- **Goal of the exercise**: Identify each line holding the string "主要起草人" and copy it.

(Stored records)
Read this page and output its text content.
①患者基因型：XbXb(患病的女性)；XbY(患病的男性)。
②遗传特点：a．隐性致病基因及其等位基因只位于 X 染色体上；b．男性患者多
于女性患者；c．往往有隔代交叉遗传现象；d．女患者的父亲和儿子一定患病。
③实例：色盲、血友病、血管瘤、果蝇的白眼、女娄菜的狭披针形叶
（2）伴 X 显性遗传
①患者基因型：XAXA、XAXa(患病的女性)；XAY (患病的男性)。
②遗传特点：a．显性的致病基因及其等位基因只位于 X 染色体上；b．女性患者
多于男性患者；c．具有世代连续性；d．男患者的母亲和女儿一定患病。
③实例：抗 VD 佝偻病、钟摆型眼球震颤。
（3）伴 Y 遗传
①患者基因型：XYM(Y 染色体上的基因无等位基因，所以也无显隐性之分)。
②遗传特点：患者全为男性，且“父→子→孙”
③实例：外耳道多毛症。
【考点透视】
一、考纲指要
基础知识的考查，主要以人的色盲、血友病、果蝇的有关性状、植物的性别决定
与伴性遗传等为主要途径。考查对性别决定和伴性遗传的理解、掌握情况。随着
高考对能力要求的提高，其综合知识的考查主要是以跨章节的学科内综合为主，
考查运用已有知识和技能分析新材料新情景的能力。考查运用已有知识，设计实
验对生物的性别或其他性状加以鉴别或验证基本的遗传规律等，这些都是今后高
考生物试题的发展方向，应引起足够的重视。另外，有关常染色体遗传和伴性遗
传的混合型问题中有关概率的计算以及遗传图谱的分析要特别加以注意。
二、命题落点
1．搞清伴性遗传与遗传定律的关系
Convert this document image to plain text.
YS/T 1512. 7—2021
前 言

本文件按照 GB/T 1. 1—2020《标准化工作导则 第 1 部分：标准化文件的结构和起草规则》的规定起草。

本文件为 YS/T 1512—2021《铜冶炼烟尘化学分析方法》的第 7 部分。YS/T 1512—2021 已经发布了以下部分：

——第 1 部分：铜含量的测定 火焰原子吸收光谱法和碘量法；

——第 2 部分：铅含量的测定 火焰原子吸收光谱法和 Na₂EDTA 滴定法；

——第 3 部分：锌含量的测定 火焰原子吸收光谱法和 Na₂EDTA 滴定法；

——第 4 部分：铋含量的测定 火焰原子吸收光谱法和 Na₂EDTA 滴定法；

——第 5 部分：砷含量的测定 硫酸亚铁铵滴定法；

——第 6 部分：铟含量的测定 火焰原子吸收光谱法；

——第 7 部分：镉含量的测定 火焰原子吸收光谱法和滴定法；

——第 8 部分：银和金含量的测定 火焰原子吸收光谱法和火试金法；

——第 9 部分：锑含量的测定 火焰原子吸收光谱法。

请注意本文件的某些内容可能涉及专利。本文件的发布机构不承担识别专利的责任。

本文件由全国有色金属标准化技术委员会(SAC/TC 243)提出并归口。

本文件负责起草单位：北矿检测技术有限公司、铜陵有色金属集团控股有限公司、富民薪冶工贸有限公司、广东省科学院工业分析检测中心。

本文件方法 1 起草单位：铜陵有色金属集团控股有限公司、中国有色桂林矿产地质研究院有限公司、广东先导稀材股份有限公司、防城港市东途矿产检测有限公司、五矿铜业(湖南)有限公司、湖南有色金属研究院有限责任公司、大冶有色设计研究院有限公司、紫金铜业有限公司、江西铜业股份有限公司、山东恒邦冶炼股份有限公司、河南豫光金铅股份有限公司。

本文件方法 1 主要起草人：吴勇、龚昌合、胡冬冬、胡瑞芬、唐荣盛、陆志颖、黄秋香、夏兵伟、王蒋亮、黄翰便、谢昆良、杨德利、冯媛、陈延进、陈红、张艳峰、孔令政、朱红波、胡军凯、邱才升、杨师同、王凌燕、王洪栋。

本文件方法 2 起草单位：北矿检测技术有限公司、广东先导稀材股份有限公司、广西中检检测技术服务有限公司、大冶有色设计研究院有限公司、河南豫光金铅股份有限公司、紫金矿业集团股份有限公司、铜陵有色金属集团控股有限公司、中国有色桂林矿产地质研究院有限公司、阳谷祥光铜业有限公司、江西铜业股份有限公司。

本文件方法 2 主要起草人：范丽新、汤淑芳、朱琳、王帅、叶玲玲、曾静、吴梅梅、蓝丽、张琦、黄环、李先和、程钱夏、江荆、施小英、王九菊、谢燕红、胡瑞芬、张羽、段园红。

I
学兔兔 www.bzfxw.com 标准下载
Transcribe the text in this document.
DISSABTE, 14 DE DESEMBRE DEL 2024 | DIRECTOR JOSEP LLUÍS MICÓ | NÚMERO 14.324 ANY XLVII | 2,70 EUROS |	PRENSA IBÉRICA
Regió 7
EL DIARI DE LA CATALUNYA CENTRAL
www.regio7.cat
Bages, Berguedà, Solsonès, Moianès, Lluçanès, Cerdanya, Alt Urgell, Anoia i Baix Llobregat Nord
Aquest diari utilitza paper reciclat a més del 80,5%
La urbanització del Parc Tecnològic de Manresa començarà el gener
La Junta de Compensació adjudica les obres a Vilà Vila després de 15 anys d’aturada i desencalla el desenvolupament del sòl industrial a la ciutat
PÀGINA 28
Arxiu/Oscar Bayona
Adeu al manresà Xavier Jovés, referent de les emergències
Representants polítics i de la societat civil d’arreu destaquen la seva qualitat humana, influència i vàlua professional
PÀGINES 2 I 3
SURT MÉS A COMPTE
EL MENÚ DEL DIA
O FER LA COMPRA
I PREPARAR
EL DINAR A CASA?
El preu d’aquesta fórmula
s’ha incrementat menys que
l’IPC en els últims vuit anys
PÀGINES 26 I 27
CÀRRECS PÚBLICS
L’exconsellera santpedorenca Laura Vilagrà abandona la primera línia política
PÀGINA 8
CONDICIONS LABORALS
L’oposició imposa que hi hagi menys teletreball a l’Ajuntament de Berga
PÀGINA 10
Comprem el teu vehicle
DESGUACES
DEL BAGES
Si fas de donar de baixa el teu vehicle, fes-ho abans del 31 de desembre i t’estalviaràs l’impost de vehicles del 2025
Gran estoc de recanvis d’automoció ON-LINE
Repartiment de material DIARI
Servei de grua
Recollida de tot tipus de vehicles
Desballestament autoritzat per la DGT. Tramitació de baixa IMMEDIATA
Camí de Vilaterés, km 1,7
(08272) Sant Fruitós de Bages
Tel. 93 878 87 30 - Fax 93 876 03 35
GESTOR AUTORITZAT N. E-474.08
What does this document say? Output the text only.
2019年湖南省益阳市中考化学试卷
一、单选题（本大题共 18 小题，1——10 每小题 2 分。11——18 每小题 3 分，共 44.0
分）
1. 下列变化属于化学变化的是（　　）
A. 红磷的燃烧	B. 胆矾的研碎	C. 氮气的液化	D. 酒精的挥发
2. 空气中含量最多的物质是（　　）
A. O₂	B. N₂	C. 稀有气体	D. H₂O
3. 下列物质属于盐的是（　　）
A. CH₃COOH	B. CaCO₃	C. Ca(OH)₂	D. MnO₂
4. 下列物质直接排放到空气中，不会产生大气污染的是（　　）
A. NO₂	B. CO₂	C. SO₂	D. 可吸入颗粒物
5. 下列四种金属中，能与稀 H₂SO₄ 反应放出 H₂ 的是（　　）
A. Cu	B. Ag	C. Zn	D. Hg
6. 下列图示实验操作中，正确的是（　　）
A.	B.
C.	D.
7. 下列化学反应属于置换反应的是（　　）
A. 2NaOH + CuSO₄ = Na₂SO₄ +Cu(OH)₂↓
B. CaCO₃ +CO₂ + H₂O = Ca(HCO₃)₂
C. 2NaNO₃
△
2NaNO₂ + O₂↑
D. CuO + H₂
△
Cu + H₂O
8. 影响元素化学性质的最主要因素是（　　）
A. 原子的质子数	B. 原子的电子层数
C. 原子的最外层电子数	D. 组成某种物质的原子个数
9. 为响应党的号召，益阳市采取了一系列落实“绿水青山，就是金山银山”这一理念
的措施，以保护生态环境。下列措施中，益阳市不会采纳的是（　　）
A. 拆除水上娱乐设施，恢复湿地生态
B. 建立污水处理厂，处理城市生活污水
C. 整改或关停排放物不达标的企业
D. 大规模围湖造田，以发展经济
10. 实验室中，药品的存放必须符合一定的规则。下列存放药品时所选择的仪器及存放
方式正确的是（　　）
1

- **Solution to the exercise**:
本文件方法 1 主要起草人：吴勇、龚昌合、胡冬冬、胡瑞芬、唐荣盛、陆志颖、黄秋香、夏兵伟、王蒋亮、黄翰便、谢昆良、杨德利、冯媛、陈延进、陈红、张艳峰、孔令政、朱红波、胡军凯、邱才升、杨师同、王凌燕、王洪栋。
本文件方法 2 主要起草人：范丽新、汤淑芳、朱琳、王帅、叶玲玲、曾静、吴梅梅、蓝丽、张琦、黄环、李先和、程钱夏、江荆、施小英、王九菊、谢燕红、胡瑞芬、张羽、段园红。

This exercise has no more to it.